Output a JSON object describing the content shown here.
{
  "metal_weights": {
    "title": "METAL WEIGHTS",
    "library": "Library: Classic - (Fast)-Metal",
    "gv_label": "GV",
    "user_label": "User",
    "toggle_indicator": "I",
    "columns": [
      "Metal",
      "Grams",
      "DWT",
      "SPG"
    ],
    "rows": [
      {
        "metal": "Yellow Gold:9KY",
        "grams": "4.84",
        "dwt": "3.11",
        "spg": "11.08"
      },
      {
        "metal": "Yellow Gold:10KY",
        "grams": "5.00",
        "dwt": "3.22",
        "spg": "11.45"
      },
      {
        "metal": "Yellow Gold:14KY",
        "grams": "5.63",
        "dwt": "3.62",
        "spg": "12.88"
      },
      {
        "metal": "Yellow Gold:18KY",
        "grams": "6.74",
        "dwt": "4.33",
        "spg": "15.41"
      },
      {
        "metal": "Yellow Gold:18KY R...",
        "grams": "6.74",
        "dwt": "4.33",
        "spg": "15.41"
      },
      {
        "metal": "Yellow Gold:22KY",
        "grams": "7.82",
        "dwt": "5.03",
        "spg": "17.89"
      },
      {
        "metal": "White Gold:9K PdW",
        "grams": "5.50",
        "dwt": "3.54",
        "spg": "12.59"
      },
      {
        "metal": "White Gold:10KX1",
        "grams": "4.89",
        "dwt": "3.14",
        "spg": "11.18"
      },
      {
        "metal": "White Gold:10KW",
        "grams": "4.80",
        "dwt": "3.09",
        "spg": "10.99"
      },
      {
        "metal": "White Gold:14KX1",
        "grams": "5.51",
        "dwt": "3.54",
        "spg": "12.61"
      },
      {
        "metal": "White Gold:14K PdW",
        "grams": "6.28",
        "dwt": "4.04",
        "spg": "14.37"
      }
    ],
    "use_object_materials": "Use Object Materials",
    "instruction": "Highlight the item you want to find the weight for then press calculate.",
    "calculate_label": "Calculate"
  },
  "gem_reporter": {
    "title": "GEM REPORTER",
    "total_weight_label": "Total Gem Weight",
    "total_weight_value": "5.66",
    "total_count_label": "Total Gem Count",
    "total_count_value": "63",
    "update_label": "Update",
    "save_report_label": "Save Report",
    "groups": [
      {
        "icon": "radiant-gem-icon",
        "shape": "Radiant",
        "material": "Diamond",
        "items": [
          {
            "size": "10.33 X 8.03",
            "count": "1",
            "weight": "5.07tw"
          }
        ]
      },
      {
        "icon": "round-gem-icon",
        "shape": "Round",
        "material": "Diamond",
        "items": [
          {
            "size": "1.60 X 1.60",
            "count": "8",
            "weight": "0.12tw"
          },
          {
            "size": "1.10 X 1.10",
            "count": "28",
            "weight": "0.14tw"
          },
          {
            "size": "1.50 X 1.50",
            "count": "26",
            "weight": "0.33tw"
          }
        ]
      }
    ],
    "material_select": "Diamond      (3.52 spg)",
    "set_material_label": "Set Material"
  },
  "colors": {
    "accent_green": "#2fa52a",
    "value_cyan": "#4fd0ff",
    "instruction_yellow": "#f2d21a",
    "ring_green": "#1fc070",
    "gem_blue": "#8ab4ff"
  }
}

* * * *

WHAT YOU SHOULD DO: Select the lines in this material that hold the word "Gold", leaving none out.

TASK RESULT:
        "metal": "Yellow Gold:9KY",
        "metal": "Yellow Gold:10KY",
        "metal": "Yellow Gold:14KY",
        "metal": "Yellow Gold:18KY",
        "metal": "Yellow Gold:18KY R...",
        "metal": "Yellow Gold:22KY",
        "metal": "White Gold:9K PdW",
        "metal": "White Gold:10KX1",
        "metal": "White Gold:10KW",
        "metal": "White Gold:14KX1",
        "metal": "White Gold:14K PdW",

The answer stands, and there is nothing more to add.